→ Data rows:
—————

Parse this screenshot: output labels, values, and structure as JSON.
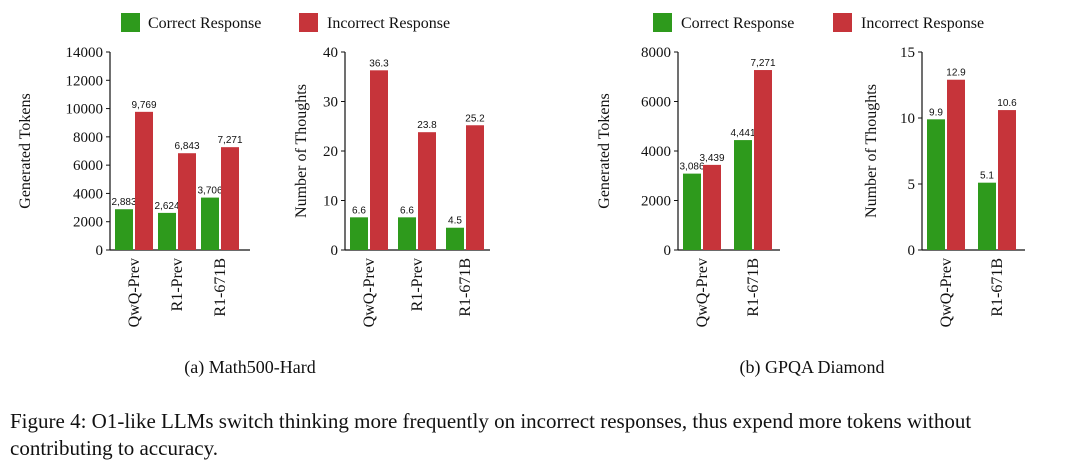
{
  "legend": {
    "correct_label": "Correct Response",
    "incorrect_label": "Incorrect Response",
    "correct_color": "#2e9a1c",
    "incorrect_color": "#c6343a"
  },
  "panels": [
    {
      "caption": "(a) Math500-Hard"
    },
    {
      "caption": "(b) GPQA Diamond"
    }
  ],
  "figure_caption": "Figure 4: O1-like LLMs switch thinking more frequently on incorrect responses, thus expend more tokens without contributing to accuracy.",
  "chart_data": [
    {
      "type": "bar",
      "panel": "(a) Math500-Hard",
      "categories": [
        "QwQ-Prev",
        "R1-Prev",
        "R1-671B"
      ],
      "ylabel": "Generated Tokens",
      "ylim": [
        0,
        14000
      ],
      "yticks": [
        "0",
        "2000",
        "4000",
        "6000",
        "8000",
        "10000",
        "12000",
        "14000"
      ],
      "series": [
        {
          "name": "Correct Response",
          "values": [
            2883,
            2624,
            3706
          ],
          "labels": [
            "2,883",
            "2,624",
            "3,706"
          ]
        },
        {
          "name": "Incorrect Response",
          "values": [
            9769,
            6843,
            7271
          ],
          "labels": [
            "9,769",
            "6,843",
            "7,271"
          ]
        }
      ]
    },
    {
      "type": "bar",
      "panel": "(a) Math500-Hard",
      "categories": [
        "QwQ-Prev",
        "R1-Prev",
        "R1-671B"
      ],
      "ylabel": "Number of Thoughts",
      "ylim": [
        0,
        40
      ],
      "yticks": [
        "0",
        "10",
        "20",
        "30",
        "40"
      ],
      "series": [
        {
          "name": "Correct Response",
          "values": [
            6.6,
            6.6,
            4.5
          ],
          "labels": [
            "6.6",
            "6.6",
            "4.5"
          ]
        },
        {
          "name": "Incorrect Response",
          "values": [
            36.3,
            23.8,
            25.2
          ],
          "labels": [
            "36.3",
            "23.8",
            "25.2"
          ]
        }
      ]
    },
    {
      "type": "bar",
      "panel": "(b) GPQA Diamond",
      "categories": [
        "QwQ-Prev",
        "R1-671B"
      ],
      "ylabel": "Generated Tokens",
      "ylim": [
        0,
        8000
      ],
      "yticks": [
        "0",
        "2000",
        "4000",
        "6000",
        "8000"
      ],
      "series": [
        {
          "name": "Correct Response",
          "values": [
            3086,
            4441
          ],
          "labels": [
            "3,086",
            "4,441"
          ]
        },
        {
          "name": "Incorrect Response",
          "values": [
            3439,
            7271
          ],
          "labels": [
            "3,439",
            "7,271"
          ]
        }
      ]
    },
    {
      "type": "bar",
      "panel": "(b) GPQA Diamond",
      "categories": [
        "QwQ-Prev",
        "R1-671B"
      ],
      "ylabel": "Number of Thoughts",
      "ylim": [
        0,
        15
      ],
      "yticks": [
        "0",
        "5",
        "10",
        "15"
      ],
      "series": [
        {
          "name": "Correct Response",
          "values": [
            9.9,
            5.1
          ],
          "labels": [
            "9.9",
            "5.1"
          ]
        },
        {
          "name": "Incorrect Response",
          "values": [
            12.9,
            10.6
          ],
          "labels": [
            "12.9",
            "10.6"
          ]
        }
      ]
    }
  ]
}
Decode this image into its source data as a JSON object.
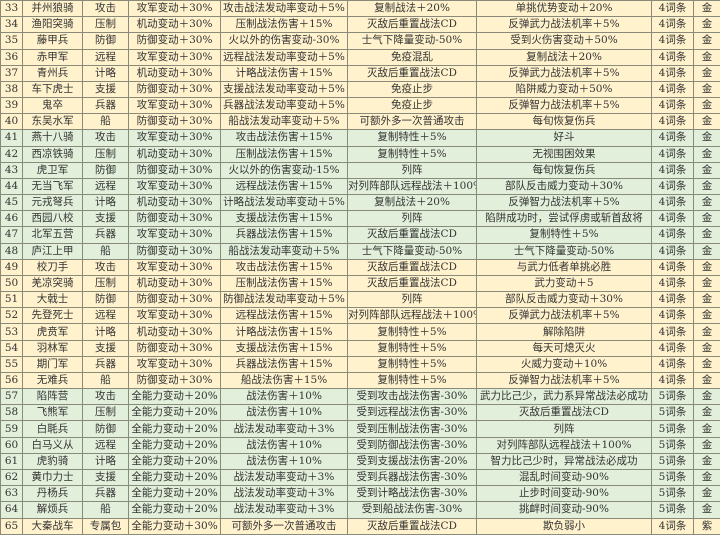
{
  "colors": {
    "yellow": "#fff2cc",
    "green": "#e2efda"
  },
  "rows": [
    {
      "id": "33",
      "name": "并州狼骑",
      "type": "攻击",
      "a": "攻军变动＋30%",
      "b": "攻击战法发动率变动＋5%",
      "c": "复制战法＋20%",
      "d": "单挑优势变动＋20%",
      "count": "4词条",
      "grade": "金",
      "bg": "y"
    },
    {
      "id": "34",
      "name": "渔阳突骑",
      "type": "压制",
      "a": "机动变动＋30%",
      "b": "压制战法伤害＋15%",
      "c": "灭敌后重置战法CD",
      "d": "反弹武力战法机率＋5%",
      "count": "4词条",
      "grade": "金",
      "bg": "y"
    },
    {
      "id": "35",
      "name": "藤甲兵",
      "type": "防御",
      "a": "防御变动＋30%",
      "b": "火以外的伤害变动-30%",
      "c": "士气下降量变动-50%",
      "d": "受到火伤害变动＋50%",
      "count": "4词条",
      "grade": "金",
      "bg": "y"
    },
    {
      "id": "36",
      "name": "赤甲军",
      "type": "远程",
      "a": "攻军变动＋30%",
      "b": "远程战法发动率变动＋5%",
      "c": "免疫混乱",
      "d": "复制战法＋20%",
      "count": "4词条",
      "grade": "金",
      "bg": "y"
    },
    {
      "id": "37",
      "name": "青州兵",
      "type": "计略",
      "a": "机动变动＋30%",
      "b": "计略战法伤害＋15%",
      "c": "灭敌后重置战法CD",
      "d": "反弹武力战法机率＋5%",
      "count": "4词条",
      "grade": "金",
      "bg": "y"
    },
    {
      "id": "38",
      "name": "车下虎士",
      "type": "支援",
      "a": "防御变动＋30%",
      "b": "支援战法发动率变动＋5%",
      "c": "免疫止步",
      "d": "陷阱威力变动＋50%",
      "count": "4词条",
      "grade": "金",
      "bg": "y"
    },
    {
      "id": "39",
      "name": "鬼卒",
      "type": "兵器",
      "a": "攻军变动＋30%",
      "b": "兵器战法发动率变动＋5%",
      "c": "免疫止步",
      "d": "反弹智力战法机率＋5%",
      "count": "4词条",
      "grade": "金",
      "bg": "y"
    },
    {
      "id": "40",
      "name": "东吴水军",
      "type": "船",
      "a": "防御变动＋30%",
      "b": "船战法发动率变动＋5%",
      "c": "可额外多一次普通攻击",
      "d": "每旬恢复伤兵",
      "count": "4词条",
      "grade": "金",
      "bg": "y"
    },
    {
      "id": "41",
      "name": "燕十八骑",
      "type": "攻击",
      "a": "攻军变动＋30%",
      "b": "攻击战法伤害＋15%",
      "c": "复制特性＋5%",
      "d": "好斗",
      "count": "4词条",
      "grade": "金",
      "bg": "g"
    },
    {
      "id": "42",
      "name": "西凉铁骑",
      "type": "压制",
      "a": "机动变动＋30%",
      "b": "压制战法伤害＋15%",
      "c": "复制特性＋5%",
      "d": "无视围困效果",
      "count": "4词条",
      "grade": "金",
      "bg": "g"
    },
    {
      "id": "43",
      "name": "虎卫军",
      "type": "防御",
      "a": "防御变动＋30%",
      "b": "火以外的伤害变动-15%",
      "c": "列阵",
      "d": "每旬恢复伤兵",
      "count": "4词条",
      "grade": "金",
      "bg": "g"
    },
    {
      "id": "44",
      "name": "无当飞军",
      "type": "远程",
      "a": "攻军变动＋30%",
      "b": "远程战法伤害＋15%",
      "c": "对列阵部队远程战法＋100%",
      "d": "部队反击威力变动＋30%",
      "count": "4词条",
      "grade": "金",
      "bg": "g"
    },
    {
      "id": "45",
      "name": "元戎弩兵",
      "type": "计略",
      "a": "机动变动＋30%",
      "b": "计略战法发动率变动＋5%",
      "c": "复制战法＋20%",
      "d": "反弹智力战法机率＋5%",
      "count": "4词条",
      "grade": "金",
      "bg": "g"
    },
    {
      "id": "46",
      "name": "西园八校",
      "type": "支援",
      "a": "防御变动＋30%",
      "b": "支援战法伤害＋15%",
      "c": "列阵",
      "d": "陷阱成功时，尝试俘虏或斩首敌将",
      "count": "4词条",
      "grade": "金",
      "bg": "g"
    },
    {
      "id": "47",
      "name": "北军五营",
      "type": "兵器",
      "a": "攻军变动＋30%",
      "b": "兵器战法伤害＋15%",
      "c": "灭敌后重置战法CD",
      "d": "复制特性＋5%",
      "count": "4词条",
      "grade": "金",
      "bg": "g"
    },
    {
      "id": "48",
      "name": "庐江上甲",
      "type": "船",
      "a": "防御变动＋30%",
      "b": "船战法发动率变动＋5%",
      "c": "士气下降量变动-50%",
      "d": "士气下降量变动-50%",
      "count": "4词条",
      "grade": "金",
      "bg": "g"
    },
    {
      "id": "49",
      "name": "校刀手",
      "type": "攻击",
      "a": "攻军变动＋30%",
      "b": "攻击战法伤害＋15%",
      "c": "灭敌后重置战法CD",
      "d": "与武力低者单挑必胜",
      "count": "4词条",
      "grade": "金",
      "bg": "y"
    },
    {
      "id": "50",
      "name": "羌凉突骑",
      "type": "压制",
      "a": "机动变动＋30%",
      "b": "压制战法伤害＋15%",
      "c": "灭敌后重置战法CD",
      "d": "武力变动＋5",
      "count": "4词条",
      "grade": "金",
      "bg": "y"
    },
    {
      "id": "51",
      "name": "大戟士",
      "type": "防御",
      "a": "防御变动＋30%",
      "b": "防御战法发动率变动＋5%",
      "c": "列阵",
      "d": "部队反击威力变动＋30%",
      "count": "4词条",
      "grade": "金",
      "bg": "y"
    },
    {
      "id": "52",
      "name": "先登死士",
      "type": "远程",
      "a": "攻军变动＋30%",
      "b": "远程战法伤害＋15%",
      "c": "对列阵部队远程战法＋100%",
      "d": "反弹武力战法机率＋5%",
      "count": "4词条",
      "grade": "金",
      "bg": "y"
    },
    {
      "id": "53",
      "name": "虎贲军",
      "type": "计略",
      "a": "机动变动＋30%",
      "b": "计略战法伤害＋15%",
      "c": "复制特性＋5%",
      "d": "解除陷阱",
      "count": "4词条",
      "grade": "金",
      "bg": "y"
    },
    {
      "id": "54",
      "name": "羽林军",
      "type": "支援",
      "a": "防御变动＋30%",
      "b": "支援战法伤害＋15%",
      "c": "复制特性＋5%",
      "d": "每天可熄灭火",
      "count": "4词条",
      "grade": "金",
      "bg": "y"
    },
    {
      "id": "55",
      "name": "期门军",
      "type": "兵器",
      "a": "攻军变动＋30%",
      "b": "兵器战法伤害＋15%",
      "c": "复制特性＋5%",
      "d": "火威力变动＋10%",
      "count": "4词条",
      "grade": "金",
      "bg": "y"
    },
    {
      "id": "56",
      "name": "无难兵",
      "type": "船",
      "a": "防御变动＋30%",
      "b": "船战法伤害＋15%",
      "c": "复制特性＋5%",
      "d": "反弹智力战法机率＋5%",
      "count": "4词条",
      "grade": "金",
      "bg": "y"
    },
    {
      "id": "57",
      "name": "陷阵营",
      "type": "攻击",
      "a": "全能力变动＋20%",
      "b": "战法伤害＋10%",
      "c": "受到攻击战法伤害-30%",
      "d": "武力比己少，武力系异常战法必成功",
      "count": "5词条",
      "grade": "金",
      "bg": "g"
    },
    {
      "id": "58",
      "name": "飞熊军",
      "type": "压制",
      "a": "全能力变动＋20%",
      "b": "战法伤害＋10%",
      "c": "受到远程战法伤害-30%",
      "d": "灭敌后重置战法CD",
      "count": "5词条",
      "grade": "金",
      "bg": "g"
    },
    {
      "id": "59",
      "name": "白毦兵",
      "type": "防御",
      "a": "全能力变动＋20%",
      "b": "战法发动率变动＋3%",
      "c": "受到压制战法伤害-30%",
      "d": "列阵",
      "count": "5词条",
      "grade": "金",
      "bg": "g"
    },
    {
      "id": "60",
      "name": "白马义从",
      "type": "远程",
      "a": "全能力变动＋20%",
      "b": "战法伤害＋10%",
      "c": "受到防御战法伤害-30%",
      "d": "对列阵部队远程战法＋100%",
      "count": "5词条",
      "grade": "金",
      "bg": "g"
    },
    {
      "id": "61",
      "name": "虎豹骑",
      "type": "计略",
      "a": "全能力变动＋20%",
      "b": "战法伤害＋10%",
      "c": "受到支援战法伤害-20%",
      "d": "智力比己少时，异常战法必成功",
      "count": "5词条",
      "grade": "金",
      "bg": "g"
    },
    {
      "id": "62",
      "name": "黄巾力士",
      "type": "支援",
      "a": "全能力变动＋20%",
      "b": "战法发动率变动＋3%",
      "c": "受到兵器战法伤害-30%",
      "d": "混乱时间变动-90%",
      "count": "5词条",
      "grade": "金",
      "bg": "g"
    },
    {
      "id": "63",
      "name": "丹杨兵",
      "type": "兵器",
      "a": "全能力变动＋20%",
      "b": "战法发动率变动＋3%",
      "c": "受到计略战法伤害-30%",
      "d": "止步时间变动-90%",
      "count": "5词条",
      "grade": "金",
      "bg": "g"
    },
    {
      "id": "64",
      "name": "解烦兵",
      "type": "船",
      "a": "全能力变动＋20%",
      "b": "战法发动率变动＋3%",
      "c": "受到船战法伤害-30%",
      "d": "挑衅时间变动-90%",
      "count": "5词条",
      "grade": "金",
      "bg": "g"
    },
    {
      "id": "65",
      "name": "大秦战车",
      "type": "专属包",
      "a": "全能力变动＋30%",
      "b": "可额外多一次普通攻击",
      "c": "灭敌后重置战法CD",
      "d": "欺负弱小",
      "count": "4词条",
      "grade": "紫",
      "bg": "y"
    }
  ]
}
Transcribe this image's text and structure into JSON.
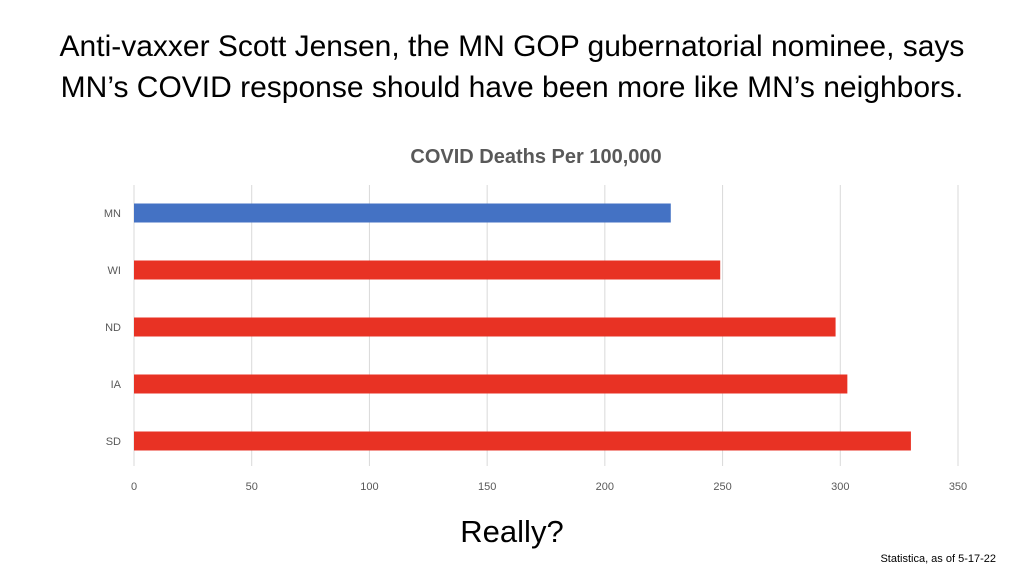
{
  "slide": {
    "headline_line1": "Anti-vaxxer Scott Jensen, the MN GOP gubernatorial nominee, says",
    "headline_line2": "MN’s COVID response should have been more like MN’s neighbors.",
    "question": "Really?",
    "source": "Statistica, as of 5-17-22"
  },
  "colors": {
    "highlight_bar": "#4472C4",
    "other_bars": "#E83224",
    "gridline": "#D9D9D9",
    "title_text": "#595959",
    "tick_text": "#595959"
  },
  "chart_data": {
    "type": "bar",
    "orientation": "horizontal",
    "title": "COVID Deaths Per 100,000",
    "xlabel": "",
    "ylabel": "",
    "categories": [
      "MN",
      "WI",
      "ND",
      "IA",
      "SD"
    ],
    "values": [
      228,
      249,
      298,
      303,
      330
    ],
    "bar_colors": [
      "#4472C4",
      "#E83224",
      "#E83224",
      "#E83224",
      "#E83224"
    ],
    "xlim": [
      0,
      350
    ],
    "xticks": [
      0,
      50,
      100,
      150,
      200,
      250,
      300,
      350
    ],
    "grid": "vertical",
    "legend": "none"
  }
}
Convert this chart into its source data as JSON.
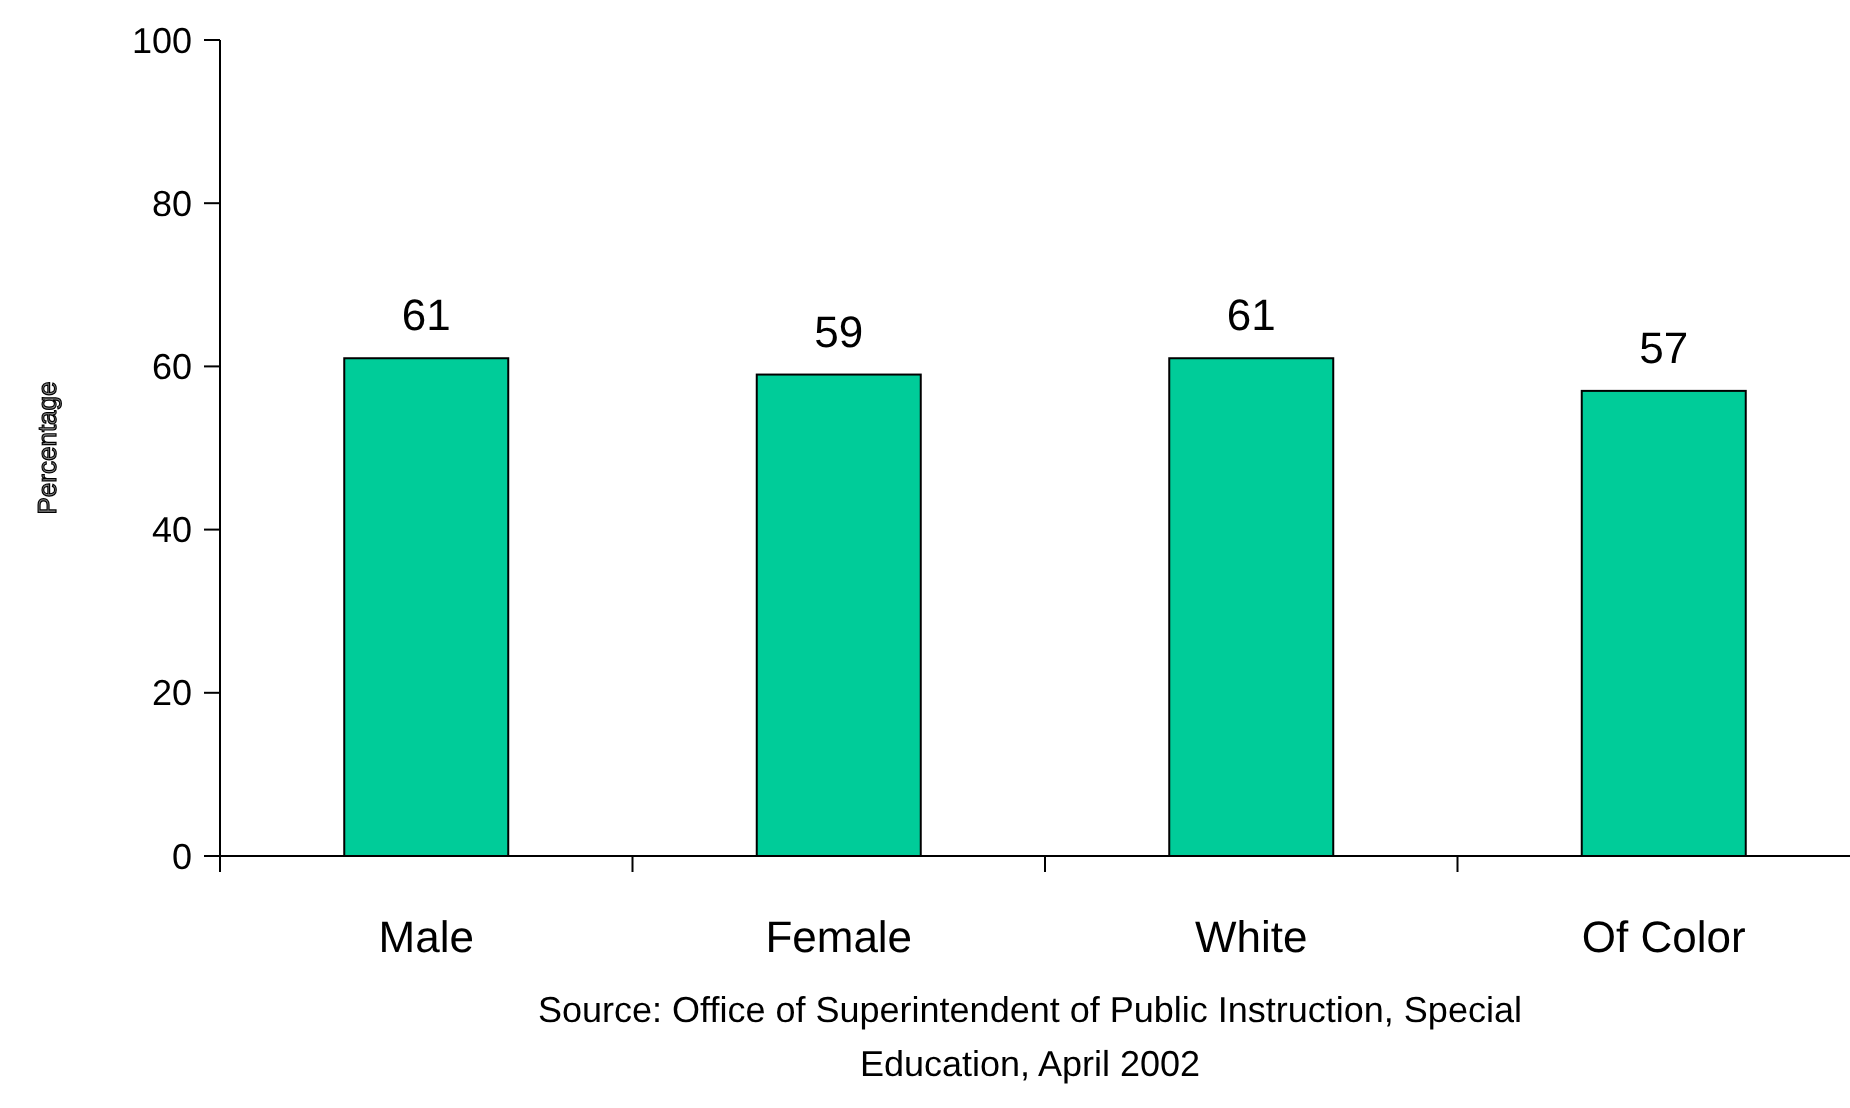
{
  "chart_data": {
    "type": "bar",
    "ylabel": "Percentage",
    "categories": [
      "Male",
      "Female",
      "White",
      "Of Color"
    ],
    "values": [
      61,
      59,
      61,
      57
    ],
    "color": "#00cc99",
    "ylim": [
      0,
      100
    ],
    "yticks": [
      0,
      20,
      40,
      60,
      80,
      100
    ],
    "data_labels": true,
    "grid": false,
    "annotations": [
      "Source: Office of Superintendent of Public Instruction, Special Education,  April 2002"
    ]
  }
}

—————

→ What to work on:
Take the line that contains "Convert this chart" as the first and the last line of the records as the end, and please quote those lines exactly, pictures omitted.

→ Written reply:
Convert this chart into its source data as JSON.
{
  "chart_data": {
    "type": "bar",
    "ylabel": "Percentage",
    "categories": [
      "Male",
      "Female",
      "White",
      "Of Color"
    ],
    "values": [
      61,
      59,
      61,
      57
    ],
    "color": "#00cc99",
    "ylim": [
      0,
      100
    ],
    "yticks": [
      0,
      20,
      40,
      60,
      80,
      100
    ],
    "data_labels": true,
    "grid": false,
    "annotations": [
      "Source: Office of Superintendent of Public Instruction, Special Education,  April 2002"
    ]
  }
}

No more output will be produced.